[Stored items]

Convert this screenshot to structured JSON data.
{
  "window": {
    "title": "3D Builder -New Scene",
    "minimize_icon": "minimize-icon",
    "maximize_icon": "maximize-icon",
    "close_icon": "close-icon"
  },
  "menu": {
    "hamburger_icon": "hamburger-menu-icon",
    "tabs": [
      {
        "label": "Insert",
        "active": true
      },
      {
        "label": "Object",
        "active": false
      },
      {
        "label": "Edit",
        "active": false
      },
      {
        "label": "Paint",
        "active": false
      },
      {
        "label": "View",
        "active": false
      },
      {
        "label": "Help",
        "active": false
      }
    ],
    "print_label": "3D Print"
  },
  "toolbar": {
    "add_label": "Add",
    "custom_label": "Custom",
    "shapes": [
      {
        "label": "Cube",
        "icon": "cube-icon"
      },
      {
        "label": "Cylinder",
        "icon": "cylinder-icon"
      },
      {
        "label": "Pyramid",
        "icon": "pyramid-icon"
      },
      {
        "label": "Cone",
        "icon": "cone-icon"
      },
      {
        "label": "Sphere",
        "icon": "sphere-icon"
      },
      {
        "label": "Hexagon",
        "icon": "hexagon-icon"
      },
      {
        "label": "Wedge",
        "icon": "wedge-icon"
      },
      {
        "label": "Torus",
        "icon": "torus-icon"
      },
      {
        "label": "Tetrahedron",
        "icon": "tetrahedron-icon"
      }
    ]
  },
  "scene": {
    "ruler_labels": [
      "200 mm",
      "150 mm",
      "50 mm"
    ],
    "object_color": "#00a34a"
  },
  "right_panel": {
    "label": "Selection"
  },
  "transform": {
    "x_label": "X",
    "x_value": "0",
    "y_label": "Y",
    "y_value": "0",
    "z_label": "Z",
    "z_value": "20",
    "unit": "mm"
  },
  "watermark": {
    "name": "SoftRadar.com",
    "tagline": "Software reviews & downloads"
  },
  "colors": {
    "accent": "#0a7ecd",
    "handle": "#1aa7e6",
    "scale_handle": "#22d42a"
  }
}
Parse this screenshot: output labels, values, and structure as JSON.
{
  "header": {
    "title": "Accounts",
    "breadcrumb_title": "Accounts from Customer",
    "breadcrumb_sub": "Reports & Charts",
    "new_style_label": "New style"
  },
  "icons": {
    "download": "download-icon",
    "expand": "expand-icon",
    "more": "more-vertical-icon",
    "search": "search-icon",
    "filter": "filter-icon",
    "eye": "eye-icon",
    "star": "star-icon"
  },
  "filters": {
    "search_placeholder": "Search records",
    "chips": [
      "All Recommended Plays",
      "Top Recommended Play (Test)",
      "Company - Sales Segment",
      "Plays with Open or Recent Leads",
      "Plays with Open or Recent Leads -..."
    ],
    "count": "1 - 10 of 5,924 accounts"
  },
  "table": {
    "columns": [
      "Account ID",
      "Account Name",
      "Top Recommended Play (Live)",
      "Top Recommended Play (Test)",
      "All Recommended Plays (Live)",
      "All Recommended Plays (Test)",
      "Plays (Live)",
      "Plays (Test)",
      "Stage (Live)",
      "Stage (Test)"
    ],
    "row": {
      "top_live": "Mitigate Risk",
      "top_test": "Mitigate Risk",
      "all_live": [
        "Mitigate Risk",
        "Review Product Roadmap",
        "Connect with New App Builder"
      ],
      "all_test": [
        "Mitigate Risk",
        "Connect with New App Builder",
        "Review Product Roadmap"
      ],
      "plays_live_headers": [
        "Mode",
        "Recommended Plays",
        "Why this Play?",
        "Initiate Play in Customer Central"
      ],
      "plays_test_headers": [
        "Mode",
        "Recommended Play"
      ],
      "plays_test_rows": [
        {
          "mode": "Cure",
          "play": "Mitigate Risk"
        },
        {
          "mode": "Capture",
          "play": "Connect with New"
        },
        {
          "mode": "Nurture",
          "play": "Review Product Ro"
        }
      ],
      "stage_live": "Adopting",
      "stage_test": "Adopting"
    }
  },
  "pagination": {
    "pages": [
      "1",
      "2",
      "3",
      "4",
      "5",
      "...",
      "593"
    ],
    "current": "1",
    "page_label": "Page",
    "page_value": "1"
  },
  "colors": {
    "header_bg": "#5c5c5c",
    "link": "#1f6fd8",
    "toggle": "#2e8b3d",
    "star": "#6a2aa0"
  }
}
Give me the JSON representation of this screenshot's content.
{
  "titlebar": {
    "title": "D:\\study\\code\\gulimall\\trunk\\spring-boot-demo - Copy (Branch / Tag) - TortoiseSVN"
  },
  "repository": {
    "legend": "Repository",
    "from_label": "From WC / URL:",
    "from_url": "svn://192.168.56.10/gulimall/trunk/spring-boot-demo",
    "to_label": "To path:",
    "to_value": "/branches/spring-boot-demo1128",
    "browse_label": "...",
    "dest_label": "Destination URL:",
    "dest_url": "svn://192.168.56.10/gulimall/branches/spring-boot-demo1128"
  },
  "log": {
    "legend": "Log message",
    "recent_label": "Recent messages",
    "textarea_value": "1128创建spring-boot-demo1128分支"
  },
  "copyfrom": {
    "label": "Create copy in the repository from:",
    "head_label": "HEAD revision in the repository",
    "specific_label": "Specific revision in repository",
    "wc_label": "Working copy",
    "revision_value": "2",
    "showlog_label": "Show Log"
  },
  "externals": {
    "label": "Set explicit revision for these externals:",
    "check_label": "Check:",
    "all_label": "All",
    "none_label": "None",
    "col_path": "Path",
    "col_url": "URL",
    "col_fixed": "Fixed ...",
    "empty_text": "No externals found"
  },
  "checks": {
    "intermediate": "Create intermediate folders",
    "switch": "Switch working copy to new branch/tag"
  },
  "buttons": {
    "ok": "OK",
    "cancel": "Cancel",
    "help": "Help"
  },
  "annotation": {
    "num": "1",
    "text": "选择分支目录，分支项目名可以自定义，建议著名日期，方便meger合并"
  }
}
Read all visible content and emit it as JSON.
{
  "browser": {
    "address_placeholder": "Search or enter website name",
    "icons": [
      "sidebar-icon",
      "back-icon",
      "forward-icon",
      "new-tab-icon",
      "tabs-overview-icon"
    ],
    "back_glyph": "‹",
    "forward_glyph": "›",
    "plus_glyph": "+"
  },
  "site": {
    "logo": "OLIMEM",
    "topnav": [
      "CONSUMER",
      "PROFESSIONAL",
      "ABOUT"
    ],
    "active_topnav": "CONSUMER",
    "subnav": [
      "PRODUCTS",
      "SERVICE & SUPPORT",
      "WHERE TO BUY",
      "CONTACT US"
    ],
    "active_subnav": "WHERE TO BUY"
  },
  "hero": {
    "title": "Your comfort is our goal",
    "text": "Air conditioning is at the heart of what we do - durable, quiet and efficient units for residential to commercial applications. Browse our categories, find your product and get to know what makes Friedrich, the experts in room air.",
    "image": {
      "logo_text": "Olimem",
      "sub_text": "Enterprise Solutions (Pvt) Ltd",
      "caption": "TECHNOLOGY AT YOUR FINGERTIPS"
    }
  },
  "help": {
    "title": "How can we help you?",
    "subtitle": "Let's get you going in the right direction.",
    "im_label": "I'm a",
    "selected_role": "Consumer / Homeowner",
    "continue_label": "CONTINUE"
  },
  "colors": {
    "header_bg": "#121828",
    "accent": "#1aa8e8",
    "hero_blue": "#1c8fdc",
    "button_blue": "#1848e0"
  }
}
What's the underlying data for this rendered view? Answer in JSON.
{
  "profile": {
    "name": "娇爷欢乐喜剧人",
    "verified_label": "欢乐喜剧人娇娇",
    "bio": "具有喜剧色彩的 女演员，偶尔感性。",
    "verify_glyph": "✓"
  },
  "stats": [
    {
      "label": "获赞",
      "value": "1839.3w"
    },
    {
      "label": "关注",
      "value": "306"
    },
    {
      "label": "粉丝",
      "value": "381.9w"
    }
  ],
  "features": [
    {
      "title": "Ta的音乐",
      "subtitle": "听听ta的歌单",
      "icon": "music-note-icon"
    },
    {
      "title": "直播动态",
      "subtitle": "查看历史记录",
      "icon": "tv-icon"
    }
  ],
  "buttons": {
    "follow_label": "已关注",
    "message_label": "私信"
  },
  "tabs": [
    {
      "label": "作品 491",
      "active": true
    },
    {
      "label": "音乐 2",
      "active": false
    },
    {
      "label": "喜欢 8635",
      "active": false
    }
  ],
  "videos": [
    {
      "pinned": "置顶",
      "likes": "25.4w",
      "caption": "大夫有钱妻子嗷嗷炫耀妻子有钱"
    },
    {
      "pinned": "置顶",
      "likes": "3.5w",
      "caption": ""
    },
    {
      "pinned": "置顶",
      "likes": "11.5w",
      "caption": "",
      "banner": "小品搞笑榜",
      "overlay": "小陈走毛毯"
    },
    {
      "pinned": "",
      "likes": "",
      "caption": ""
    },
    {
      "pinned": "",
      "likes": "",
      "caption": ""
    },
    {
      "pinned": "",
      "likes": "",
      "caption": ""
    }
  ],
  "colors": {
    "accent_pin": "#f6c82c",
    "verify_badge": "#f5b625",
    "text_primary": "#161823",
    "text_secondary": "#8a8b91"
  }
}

### Task instructions
Of all the lines above, how many contain the word "externals"? Give the number and nothing else.

### Answer to this problem
3